→ Supplied data:
--- START ---

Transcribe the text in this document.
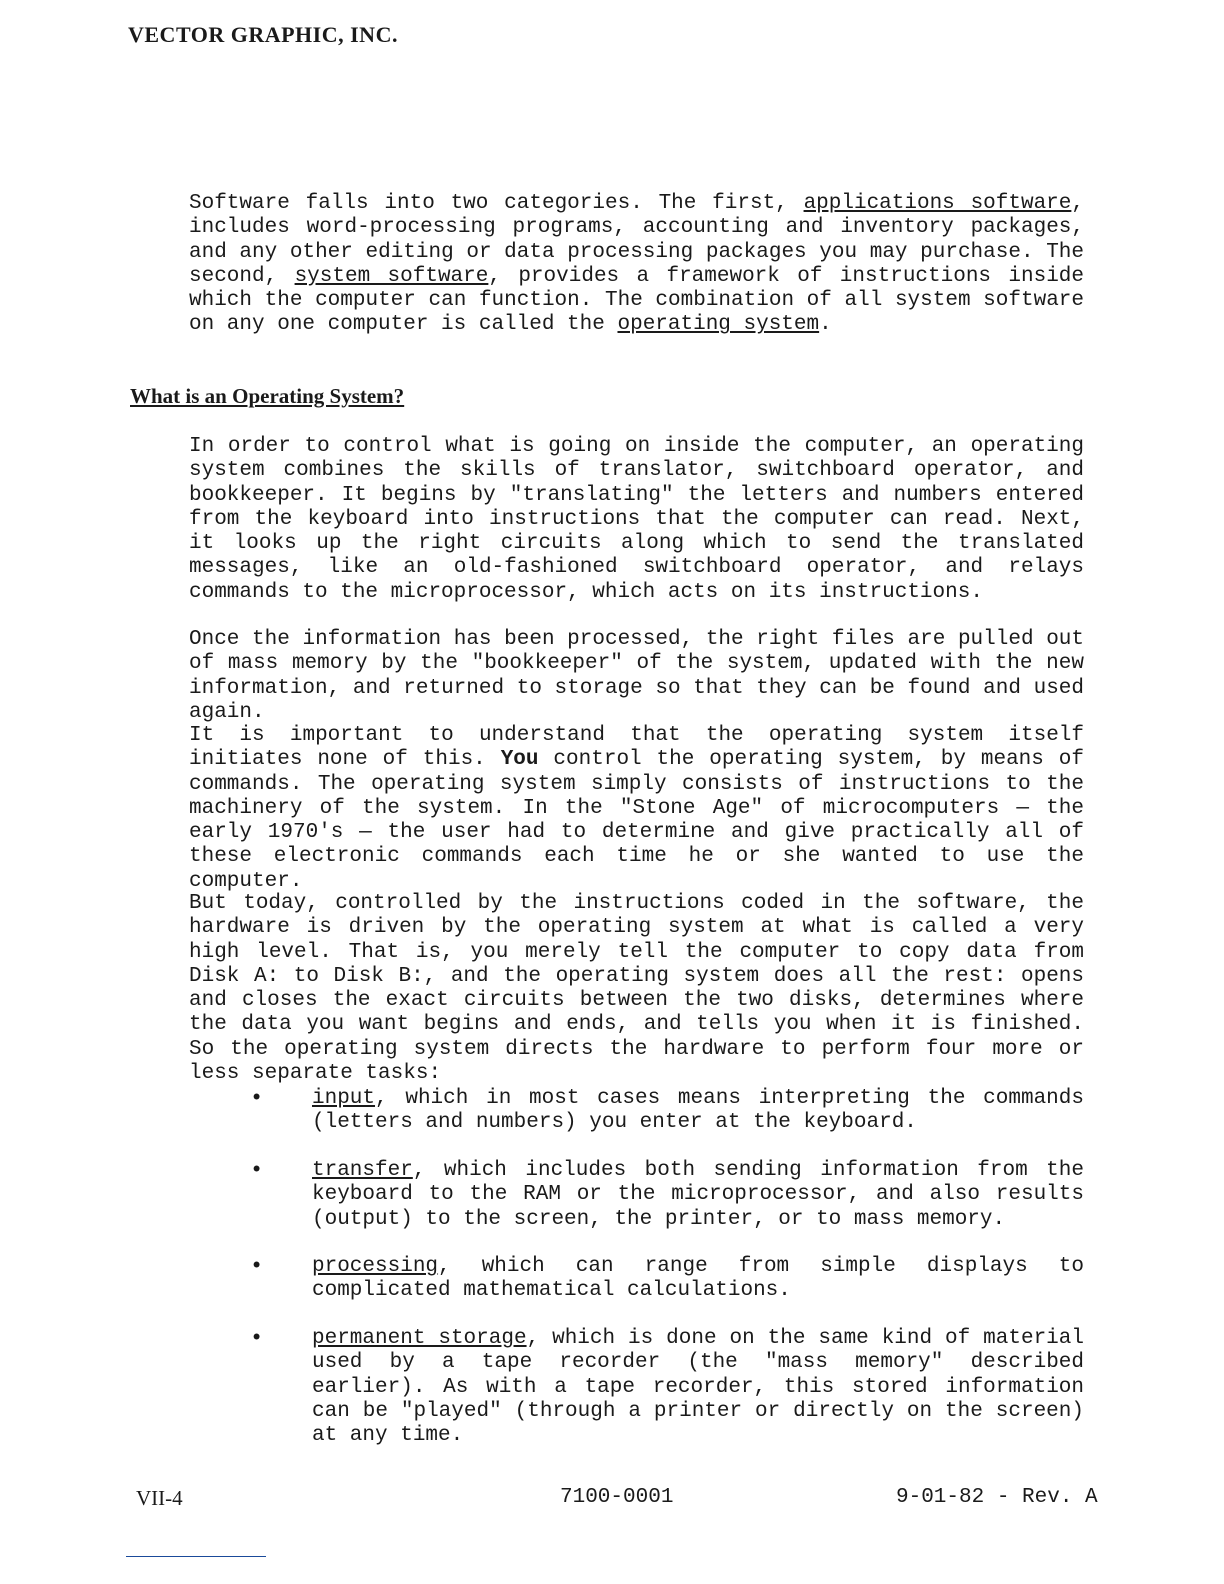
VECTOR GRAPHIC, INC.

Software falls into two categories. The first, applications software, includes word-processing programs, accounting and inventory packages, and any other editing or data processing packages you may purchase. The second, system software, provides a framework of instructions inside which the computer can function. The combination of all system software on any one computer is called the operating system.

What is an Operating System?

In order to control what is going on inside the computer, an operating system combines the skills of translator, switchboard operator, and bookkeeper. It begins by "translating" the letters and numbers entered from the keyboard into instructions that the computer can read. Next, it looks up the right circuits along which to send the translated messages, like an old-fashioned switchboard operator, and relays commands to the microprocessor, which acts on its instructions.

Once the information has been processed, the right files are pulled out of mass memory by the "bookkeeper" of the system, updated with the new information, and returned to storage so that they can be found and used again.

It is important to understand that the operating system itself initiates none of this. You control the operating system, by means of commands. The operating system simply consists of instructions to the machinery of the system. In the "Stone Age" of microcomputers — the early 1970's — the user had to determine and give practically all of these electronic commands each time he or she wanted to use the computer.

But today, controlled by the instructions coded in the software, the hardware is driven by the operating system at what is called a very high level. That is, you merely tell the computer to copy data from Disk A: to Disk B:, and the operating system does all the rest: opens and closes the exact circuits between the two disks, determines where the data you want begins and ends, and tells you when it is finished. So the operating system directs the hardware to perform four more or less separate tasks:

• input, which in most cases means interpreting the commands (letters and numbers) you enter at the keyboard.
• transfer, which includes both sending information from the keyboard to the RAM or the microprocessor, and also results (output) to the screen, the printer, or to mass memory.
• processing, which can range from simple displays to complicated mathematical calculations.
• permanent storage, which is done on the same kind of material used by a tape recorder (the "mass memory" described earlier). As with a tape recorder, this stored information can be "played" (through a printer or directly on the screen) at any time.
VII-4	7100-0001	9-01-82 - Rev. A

--- END ---

→ Work instructions: Count every line in the data that contains the word "this", then give that count and nothing else.

→ Completed task: 3